> [PROBLEM TO WORK ON]:
The answer must consist of each line below that contains the word "Vietnam", copied in full.

*** Begin section ***

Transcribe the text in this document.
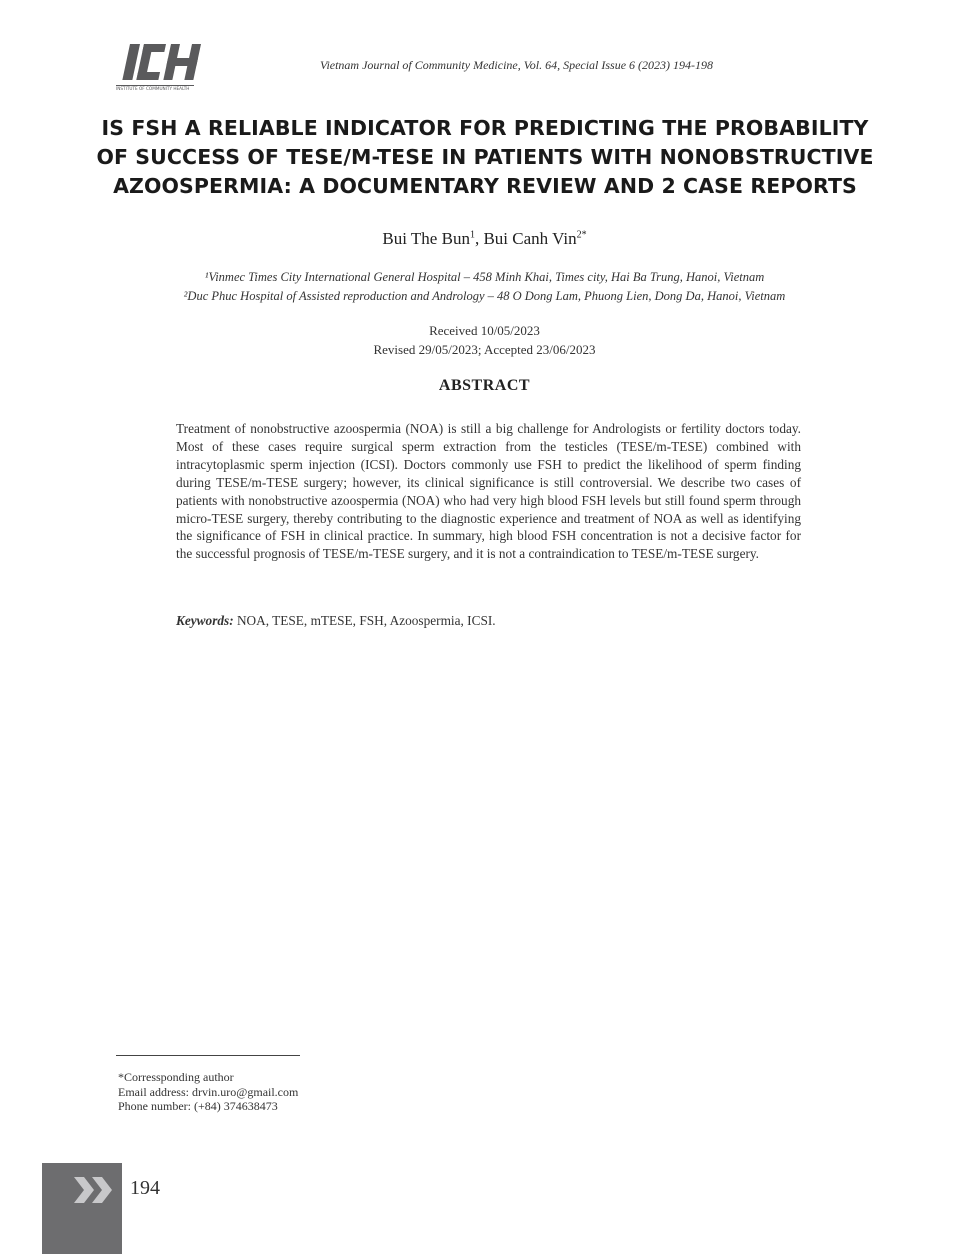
INSTITUTE OF COMMUNITY HEALTH
Vietnam Journal of Community Medicine, Vol. 64, Special Issue 6 (2023) 194-198
IS FSH A RELIABLE INDICATOR FOR PREDICTING THE PROBABILITY
OF SUCCESS OF TESE/M-TESE IN PATIENTS WITH NONOBSTRUCTIVE
AZOOSPERMIA: A DOCUMENTARY REVIEW AND 2 CASE REPORTS
Bui The Bun$^1$, Bui Canh Vin$^{2*}$
¹Vinmec Times City International General Hospital – 458 Minh Khai, Times city, Hai Ba Trung, Hanoi, Vietnam
²Duc Phuc Hospital of Assisted reproduction and Andrology – 48 O Dong Lam, Phuong Lien, Dong Da, Hanoi, Vietnam
Received 10/05/2023
Revised 29/05/2023; Accepted 23/06/2023
ABSTRACT
Treatment of nonobstructive azoospermia (NOA) is still a big challenge for Andrologists or fertility doctors today. Most of these cases require surgical sperm extraction from the testicles (TESE/m-TESE) combined with intracytoplasmic sperm injection (ICSI). Doctors commonly use FSH to predict the likelihood of sperm finding during TESE/m-TESE surgery; however, its clinical significance is still controversial. We describe two cases of patients with nonobstructive azoospermia (NOA) who had very high blood FSH levels but still found sperm through micro-TESE surgery, thereby contributing to the diagnostic experience and treatment of NOA as well as identifying the significance of FSH in clinical practice. In summary, high blood FSH concentration is not a decisive factor for the successful prognosis of TESE/m-TESE surgery, and it is not a contraindication to TESE/m-TESE surgery.
Keywords: NOA, TESE, mTESE, FSH, Azoospermia, ICSI.
*Corressponding author
Email address: drvin.uro@gmail.com
Phone number: (+84) 374638473
194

*** End section ***

> [RESULT OF THIS TASK]:
Vietnam Journal of Community Medicine, Vol. 64, Special Issue 6 (2023) 194-198
¹Vinmec Times City International General Hospital – 458 Minh Khai, Times city, Hai Ba Trung, Hanoi, Vietnam
²Duc Phuc Hospital of Assisted reproduction and Andrology – 48 O Dong Lam, Phuong Lien, Dong Da, Hanoi, Vietnam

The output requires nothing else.